**Work instructions:** Go through the data below line by line and count those containing the word "Strongly". Reply with the count only.

**Supplied material:**

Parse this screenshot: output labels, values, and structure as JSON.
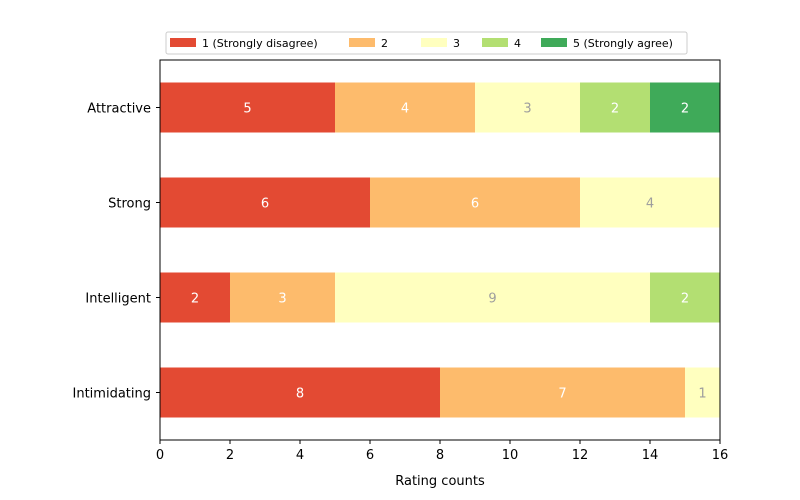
{
  "chart_data": {
    "type": "bar",
    "orientation": "horizontal",
    "stacked": true,
    "categories": [
      "Attractive",
      "Strong",
      "Intelligent",
      "Intimidating"
    ],
    "series": [
      {
        "name": "1 (Strongly disagree)",
        "color": "#e34a33",
        "values": [
          5,
          6,
          2,
          8
        ]
      },
      {
        "name": "2",
        "color": "#fdbb6c",
        "values": [
          4,
          6,
          3,
          7
        ]
      },
      {
        "name": "3",
        "color": "#ffffbf",
        "values": [
          3,
          4,
          9,
          1
        ]
      },
      {
        "name": "4",
        "color": "#b3df72",
        "values": [
          2,
          0,
          2,
          0
        ]
      },
      {
        "name": "5 (Strongly agree)",
        "color": "#3faa59",
        "values": [
          2,
          0,
          0,
          0
        ]
      }
    ],
    "xlabel": "Rating counts",
    "xlim": [
      0,
      16
    ],
    "xticks": [
      0,
      2,
      4,
      6,
      8,
      10,
      12,
      14,
      16
    ],
    "legend_position": "top",
    "grid": false
  }
}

**Result:** 2